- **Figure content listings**
Begin

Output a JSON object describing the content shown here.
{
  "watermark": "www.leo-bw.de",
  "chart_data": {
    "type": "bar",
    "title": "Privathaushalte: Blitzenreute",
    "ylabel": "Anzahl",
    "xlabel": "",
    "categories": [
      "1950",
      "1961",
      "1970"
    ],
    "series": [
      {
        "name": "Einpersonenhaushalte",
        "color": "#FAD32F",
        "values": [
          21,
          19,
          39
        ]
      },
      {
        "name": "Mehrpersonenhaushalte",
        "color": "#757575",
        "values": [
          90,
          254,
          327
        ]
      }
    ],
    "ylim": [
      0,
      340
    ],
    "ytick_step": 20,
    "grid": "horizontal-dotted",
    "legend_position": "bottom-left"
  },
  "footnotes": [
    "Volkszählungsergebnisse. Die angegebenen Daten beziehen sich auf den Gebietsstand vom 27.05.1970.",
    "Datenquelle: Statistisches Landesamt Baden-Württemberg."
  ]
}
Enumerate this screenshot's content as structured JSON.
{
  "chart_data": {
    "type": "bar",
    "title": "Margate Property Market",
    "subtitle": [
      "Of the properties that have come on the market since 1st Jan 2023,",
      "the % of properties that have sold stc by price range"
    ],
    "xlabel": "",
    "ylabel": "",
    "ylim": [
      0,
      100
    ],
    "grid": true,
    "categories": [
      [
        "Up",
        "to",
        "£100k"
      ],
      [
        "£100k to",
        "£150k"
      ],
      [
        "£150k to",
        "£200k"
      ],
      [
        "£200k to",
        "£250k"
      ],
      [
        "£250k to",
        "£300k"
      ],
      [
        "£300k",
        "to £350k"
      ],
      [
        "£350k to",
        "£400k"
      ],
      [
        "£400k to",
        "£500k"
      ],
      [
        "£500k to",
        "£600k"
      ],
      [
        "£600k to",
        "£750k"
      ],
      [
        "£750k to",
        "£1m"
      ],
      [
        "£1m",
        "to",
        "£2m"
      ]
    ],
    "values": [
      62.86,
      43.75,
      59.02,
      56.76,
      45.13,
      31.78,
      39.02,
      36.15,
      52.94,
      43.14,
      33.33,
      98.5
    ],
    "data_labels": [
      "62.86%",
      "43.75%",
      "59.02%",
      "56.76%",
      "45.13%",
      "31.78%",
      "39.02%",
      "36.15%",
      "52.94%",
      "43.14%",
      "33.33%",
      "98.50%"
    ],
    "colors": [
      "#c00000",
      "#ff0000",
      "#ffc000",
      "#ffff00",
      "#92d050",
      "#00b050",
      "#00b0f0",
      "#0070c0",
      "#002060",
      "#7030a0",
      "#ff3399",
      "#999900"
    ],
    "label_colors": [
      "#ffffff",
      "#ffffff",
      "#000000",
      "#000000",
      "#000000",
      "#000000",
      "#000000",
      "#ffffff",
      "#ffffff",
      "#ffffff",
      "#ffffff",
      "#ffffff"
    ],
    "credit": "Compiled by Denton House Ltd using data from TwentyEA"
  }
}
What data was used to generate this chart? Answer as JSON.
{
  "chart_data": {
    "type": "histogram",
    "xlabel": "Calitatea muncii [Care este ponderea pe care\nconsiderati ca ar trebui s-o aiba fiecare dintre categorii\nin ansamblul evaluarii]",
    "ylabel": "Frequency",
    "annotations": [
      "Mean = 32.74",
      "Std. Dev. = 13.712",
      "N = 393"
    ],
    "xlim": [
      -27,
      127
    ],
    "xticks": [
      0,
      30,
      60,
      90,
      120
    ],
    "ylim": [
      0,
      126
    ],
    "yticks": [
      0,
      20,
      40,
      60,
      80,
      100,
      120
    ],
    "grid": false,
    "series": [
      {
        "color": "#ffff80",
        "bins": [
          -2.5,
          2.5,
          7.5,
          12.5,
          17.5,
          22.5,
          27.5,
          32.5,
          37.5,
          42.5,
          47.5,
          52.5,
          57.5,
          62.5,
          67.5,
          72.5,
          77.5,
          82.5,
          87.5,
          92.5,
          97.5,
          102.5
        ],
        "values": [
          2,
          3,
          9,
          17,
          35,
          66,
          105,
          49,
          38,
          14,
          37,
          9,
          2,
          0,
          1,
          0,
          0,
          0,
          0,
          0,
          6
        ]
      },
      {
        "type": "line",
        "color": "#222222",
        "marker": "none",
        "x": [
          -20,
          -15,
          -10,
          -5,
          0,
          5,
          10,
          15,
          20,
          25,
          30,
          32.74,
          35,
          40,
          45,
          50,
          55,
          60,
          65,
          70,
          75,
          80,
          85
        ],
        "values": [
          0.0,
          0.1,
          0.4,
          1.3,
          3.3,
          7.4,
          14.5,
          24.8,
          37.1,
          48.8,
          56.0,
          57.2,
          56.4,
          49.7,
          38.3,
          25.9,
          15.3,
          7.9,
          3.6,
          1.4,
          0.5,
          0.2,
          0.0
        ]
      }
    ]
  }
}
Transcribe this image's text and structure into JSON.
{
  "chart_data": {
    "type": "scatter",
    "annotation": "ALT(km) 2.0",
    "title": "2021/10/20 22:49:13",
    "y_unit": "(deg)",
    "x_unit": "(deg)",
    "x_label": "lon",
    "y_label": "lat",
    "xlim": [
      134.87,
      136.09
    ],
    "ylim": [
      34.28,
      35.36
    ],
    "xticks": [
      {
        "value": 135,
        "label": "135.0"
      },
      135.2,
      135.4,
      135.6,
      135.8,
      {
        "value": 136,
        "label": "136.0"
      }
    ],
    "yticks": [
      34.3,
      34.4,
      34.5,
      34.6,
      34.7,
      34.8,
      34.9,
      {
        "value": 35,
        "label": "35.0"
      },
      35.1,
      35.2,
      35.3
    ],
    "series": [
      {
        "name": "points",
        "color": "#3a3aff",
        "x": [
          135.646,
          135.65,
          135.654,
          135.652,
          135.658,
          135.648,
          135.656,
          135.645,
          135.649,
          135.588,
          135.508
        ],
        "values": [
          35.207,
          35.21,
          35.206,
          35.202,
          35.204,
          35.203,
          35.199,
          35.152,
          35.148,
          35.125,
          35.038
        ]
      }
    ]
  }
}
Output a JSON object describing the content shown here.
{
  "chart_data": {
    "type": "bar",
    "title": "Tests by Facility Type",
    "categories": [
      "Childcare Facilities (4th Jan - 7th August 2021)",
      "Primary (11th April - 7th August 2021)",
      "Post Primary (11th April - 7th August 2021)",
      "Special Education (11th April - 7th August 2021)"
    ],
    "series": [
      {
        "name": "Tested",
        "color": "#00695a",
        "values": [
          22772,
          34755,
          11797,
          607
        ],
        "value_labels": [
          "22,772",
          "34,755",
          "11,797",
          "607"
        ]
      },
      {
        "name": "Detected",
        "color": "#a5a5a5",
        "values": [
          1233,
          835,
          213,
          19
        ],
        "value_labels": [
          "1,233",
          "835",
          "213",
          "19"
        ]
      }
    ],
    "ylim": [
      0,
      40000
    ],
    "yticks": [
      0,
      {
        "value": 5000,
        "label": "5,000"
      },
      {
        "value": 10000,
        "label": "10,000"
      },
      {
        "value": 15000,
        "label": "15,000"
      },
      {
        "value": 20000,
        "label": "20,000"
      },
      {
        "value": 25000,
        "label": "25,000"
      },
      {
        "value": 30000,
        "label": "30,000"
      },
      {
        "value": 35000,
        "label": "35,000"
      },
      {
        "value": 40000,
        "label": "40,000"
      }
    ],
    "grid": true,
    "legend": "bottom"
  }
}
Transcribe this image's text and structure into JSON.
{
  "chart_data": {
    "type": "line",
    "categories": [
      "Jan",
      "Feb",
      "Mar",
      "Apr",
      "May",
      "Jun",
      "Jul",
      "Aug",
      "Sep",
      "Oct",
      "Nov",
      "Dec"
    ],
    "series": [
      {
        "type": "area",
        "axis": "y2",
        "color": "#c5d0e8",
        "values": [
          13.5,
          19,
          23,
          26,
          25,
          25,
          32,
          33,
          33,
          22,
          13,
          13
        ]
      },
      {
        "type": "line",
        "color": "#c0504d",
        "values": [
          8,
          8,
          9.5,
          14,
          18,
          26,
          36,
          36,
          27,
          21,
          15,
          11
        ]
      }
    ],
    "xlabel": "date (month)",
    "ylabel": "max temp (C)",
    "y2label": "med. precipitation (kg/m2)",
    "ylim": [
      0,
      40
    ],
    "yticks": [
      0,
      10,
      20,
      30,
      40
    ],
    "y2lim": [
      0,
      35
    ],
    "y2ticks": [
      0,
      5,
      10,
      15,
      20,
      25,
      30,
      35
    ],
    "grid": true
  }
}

End

- **What the exercise asks**
Copy out each line of the data where the string "August" appears.

- **Expected answer**
      "Childcare Facilities (4th Jan - 7th August 2021)",
      "Primary (11th April - 7th August 2021)",
      "Post Primary (11th April - 7th August 2021)",
      "Special Education (11th April - 7th August 2021)"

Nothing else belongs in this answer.